# [Task directions]
Look for the word "accounts" in the entries below, then copy every line that has it.

# [Dataset]
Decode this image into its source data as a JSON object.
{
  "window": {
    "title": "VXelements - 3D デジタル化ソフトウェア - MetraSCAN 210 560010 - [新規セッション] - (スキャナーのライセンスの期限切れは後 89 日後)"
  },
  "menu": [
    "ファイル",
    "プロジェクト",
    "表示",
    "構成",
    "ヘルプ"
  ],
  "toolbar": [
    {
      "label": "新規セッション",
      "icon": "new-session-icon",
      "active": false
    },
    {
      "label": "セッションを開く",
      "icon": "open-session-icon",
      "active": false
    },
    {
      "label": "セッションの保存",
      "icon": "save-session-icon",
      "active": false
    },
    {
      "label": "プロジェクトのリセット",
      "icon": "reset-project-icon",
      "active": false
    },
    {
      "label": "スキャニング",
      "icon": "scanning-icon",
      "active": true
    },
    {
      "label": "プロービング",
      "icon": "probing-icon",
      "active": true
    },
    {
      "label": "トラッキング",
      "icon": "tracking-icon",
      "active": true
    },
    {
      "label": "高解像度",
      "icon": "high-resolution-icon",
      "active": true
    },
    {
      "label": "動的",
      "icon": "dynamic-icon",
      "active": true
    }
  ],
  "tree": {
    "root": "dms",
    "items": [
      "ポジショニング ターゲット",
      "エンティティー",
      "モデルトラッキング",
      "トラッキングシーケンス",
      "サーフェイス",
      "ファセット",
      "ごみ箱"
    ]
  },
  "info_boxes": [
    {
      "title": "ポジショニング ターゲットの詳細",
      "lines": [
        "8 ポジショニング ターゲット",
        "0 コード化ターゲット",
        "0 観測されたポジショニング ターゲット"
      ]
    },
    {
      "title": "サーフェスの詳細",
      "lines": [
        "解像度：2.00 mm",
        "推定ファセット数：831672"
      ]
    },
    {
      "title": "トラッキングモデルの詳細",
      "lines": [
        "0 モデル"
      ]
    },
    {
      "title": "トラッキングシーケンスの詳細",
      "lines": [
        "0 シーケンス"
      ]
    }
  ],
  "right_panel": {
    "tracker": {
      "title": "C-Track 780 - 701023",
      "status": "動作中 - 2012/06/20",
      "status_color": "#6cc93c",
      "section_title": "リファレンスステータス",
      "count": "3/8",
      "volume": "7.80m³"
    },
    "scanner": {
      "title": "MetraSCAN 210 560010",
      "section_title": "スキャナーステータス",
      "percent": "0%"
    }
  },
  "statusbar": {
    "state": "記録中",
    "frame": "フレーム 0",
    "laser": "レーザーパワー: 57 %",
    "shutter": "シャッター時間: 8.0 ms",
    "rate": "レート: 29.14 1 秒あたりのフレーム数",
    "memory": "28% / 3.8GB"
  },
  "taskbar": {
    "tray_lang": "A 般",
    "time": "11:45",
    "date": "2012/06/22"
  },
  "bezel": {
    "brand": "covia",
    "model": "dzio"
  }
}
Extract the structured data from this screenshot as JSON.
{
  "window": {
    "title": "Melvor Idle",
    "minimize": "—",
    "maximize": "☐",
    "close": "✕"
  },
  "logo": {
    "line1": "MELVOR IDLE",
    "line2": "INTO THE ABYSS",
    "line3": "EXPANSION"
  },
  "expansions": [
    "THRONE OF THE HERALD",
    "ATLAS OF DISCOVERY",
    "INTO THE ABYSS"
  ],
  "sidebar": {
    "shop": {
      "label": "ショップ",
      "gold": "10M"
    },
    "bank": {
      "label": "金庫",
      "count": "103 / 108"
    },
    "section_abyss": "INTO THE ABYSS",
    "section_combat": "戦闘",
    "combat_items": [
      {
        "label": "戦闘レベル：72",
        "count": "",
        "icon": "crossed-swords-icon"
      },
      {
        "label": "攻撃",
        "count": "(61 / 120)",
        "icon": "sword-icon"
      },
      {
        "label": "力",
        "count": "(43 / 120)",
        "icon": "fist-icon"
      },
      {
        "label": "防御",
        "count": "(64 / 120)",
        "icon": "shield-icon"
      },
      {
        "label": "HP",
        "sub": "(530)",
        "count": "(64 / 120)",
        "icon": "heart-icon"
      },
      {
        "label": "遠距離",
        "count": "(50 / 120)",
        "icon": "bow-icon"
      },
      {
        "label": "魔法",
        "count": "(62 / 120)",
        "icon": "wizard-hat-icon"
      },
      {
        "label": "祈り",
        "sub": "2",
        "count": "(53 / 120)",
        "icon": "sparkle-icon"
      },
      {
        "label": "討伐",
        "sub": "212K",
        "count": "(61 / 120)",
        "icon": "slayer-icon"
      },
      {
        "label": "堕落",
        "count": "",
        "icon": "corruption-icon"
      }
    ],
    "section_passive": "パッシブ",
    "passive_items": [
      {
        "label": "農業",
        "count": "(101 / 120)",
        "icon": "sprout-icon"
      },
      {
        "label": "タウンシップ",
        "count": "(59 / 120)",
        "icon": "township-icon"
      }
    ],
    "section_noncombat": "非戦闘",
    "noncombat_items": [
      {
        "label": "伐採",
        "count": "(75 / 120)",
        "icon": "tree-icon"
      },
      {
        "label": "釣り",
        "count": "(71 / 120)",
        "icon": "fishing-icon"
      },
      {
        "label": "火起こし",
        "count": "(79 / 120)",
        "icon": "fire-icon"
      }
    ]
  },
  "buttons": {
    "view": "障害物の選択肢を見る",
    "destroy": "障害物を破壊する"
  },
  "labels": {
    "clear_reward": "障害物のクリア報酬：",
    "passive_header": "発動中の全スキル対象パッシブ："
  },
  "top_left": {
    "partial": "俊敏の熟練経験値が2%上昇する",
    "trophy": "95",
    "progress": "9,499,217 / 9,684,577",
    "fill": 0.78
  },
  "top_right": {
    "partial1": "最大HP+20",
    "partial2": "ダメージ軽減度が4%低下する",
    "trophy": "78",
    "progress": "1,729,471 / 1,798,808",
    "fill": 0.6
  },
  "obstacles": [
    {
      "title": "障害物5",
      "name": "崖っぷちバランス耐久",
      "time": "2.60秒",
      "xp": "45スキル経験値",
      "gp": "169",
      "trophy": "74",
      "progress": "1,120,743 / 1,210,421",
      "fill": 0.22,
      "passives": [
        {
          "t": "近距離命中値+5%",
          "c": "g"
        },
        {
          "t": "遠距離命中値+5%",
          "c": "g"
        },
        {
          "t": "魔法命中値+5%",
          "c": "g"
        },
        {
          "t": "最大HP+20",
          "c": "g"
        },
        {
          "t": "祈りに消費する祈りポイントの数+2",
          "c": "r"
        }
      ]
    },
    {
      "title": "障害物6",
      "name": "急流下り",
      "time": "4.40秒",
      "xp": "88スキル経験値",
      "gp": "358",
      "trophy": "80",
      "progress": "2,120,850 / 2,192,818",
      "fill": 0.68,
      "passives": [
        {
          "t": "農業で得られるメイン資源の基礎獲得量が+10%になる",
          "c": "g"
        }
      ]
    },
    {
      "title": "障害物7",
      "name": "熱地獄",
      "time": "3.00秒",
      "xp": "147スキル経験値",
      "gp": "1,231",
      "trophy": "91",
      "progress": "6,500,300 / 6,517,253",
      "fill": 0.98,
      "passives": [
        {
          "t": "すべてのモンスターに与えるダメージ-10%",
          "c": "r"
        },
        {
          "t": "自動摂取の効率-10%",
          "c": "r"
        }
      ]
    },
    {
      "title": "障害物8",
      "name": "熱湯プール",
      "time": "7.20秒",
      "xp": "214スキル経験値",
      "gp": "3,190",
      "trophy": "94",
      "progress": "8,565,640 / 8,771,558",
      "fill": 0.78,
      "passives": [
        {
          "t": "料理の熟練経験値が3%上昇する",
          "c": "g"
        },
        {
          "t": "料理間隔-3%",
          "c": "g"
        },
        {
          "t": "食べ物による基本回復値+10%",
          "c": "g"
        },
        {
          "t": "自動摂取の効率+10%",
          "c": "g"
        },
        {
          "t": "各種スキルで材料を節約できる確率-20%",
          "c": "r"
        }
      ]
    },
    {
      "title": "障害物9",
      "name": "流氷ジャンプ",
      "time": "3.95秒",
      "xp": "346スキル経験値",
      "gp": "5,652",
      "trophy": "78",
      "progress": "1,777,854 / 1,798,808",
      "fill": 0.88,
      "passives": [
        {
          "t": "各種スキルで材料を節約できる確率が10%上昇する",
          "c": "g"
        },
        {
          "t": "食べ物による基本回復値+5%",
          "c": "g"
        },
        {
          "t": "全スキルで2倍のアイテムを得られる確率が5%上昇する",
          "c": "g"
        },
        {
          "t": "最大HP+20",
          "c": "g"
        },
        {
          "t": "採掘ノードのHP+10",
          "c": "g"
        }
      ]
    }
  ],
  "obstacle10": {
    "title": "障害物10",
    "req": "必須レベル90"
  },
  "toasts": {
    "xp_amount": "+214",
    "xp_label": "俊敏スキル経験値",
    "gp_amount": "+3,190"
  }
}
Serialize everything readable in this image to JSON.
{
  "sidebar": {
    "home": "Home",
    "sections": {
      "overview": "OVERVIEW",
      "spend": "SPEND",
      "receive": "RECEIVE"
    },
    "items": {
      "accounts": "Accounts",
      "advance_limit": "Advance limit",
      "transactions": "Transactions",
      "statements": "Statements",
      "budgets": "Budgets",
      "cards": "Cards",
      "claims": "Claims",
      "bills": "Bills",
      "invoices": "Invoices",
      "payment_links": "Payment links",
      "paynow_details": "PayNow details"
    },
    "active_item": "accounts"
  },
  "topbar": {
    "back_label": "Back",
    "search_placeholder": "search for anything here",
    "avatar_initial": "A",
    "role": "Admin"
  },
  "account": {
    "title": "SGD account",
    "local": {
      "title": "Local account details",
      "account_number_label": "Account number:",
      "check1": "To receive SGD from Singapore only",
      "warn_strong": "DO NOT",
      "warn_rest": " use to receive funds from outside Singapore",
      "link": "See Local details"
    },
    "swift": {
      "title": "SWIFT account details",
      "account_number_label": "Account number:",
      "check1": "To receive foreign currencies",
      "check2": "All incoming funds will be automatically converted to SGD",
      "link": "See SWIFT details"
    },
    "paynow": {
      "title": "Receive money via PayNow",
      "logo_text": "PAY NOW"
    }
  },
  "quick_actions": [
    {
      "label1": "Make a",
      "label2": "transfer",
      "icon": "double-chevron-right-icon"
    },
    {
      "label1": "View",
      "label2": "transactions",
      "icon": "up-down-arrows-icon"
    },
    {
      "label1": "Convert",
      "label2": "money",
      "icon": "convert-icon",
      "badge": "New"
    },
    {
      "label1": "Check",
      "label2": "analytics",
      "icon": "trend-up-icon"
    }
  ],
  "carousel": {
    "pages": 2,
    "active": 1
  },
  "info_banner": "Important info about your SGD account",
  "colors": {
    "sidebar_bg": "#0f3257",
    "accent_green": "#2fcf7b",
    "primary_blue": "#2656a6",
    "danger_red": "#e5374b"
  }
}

# [Problem solution]
      "accounts": "Accounts",
    "active_item": "accounts"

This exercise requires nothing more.